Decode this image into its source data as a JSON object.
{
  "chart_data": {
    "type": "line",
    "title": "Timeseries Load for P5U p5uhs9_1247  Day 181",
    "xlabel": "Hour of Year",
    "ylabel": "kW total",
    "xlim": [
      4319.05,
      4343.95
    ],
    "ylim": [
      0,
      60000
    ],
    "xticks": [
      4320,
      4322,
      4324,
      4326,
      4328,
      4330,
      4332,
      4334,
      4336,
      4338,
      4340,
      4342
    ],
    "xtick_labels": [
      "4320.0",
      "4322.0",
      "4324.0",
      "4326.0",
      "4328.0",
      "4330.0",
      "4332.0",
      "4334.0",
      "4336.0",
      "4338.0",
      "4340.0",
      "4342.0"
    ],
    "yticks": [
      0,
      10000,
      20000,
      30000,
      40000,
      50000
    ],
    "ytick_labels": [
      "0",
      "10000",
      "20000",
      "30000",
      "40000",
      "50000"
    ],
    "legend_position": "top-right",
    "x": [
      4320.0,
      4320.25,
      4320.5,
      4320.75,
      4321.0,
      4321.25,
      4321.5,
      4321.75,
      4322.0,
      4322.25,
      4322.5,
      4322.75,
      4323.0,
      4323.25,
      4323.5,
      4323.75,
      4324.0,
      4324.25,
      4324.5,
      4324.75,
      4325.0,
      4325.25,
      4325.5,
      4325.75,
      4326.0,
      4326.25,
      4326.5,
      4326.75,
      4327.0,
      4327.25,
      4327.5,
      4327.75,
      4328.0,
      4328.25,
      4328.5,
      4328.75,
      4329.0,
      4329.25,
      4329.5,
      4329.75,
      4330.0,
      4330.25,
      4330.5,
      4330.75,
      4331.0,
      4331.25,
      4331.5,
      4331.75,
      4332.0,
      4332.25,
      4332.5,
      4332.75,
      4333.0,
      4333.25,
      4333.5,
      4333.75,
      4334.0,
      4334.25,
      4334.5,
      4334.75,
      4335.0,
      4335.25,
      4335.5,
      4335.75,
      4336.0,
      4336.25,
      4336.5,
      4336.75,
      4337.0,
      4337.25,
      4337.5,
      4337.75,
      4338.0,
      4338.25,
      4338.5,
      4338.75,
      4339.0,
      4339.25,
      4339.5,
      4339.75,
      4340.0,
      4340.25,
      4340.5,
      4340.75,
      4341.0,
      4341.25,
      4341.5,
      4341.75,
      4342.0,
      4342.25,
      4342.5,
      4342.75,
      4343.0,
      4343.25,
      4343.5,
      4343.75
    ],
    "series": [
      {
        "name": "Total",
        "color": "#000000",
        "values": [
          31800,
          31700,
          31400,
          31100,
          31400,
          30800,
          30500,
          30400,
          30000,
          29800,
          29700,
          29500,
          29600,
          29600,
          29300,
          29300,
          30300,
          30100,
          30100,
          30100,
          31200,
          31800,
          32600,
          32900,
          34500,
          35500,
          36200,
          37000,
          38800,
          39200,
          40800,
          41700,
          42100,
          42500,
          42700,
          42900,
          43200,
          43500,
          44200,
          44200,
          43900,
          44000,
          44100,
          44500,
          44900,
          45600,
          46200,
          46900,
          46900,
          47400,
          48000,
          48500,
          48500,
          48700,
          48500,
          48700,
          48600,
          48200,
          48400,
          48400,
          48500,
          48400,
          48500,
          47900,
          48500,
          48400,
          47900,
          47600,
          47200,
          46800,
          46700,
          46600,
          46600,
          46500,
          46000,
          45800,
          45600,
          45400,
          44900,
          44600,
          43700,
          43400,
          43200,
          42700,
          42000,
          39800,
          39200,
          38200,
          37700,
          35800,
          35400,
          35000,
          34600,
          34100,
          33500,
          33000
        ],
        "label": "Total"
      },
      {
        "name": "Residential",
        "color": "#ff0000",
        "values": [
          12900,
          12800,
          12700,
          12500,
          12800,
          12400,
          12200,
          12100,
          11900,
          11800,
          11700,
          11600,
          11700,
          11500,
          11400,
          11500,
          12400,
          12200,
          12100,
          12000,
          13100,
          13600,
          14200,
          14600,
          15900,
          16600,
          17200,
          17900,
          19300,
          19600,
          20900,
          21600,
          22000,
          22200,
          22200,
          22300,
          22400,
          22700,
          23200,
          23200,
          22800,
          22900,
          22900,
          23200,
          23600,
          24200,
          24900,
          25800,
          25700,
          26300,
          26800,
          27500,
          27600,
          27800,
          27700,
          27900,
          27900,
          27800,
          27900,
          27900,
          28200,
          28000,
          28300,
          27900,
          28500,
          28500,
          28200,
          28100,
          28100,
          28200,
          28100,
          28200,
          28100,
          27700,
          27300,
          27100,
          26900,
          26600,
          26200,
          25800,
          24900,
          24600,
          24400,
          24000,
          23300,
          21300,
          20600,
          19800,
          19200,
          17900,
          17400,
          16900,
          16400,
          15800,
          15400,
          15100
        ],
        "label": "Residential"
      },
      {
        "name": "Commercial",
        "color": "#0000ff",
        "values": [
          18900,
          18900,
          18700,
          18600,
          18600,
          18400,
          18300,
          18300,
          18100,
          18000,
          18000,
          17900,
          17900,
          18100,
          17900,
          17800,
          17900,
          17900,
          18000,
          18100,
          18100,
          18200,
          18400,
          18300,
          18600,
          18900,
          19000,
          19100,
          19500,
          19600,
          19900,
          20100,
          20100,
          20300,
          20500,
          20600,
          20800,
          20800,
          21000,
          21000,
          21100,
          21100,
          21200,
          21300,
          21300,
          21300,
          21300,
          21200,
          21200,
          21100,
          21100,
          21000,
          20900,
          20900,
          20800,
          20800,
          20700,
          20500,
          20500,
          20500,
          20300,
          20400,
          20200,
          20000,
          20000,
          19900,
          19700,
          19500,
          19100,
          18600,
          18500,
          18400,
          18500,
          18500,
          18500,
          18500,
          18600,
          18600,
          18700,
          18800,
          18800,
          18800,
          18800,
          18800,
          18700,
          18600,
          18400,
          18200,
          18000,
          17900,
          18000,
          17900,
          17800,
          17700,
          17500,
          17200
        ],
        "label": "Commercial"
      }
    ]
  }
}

_ _ _ _ _ _ _

▶ _STATED TASK_: Write out all of the records above exactly as they appear.

▶ _WORKED ANSWER_:
Decode this image into its source data as a JSON object.
{
  "chart_data": {
    "type": "line",
    "title": "Timeseries Load for P5U p5uhs9_1247  Day 181",
    "xlabel": "Hour of Year",
    "ylabel": "kW total",
    "xlim": [
      4319.05,
      4343.95
    ],
    "ylim": [
      0,
      60000
    ],
    "xticks": [
      4320,
      4322,
      4324,
      4326,
      4328,
      4330,
      4332,
      4334,
      4336,
      4338,
      4340,
      4342
    ],
    "xtick_labels": [
      "4320.0",
      "4322.0",
      "4324.0",
      "4326.0",
      "4328.0",
      "4330.0",
      "4332.0",
      "4334.0",
      "4336.0",
      "4338.0",
      "4340.0",
      "4342.0"
    ],
    "yticks": [
      0,
      10000,
      20000,
      30000,
      40000,
      50000
    ],
    "ytick_labels": [
      "0",
      "10000",
      "20000",
      "30000",
      "40000",
      "50000"
    ],
    "legend_position": "top-right",
    "x": [
      4320.0,
      4320.25,
      4320.5,
      4320.75,
      4321.0,
      4321.25,
      4321.5,
      4321.75,
      4322.0,
      4322.25,
      4322.5,
      4322.75,
      4323.0,
      4323.25,
      4323.5,
      4323.75,
      4324.0,
      4324.25,
      4324.5,
      4324.75,
      4325.0,
      4325.25,
      4325.5,
      4325.75,
      4326.0,
      4326.25,
      4326.5,
      4326.75,
      4327.0,
      4327.25,
      4327.5,
      4327.75,
      4328.0,
      4328.25,
      4328.5,
      4328.75,
      4329.0,
      4329.25,
      4329.5,
      4329.75,
      4330.0,
      4330.25,
      4330.5,
      4330.75,
      4331.0,
      4331.25,
      4331.5,
      4331.75,
      4332.0,
      4332.25,
      4332.5,
      4332.75,
      4333.0,
      4333.25,
      4333.5,
      4333.75,
      4334.0,
      4334.25,
      4334.5,
      4334.75,
      4335.0,
      4335.25,
      4335.5,
      4335.75,
      4336.0,
      4336.25,
      4336.5,
      4336.75,
      4337.0,
      4337.25,
      4337.5,
      4337.75,
      4338.0,
      4338.25,
      4338.5,
      4338.75,
      4339.0,
      4339.25,
      4339.5,
      4339.75,
      4340.0,
      4340.25,
      4340.5,
      4340.75,
      4341.0,
      4341.25,
      4341.5,
      4341.75,
      4342.0,
      4342.25,
      4342.5,
      4342.75,
      4343.0,
      4343.25,
      4343.5,
      4343.75
    ],
    "series": [
      {
        "name": "Total",
        "color": "#000000",
        "values": [
          31800,
          31700,
          31400,
          31100,
          31400,
          30800,
          30500,
          30400,
          30000,
          29800,
          29700,
          29500,
          29600,
          29600,
          29300,
          29300,
          30300,
          30100,
          30100,
          30100,
          31200,
          31800,
          32600,
          32900,
          34500,
          35500,
          36200,
          37000,
          38800,
          39200,
          40800,
          41700,
          42100,
          42500,
          42700,
          42900,
          43200,
          43500,
          44200,
          44200,
          43900,
          44000,
          44100,
          44500,
          44900,
          45600,
          46200,
          46900,
          46900,
          47400,
          48000,
          48500,
          48500,
          48700,
          48500,
          48700,
          48600,
          48200,
          48400,
          48400,
          48500,
          48400,
          48500,
          47900,
          48500,
          48400,
          47900,
          47600,
          47200,
          46800,
          46700,
          46600,
          46600,
          46500,
          46000,
          45800,
          45600,
          45400,
          44900,
          44600,
          43700,
          43400,
          43200,
          42700,
          42000,
          39800,
          39200,
          38200,
          37700,
          35800,
          35400,
          35000,
          34600,
          34100,
          33500,
          33000
        ],
        "label": "Total"
      },
      {
        "name": "Residential",
        "color": "#ff0000",
        "values": [
          12900,
          12800,
          12700,
          12500,
          12800,
          12400,
          12200,
          12100,
          11900,
          11800,
          11700,
          11600,
          11700,
          11500,
          11400,
          11500,
          12400,
          12200,
          12100,
          12000,
          13100,
          13600,
          14200,
          14600,
          15900,
          16600,
          17200,
          17900,
          19300,
          19600,
          20900,
          21600,
          22000,
          22200,
          22200,
          22300,
          22400,
          22700,
          23200,
          23200,
          22800,
          22900,
          22900,
          23200,
          23600,
          24200,
          24900,
          25800,
          25700,
          26300,
          26800,
          27500,
          27600,
          27800,
          27700,
          27900,
          27900,
          27800,
          27900,
          27900,
          28200,
          28000,
          28300,
          27900,
          28500,
          28500,
          28200,
          28100,
          28100,
          28200,
          28100,
          28200,
          28100,
          27700,
          27300,
          27100,
          26900,
          26600,
          26200,
          25800,
          24900,
          24600,
          24400,
          24000,
          23300,
          21300,
          20600,
          19800,
          19200,
          17900,
          17400,
          16900,
          16400,
          15800,
          15400,
          15100
        ],
        "label": "Residential"
      },
      {
        "name": "Commercial",
        "color": "#0000ff",
        "values": [
          18900,
          18900,
          18700,
          18600,
          18600,
          18400,
          18300,
          18300,
          18100,
          18000,
          18000,
          17900,
          17900,
          18100,
          17900,
          17800,
          17900,
          17900,
          18000,
          18100,
          18100,
          18200,
          18400,
          18300,
          18600,
          18900,
          19000,
          19100,
          19500,
          19600,
          19900,
          20100,
          20100,
          20300,
          20500,
          20600,
          20800,
          20800,
          21000,
          21000,
          21100,
          21100,
          21200,
          21300,
          21300,
          21300,
          21300,
          21200,
          21200,
          21100,
          21100,
          21000,
          20900,
          20900,
          20800,
          20800,
          20700,
          20500,
          20500,
          20500,
          20300,
          20400,
          20200,
          20000,
          20000,
          19900,
          19700,
          19500,
          19100,
          18600,
          18500,
          18400,
          18500,
          18500,
          18500,
          18500,
          18600,
          18600,
          18700,
          18800,
          18800,
          18800,
          18800,
          18800,
          18700,
          18600,
          18400,
          18200,
          18000,
          17900,
          18000,
          17900,
          17800,
          17700,
          17500,
          17200
        ],
        "label": "Commercial"
      }
    ]
  }
}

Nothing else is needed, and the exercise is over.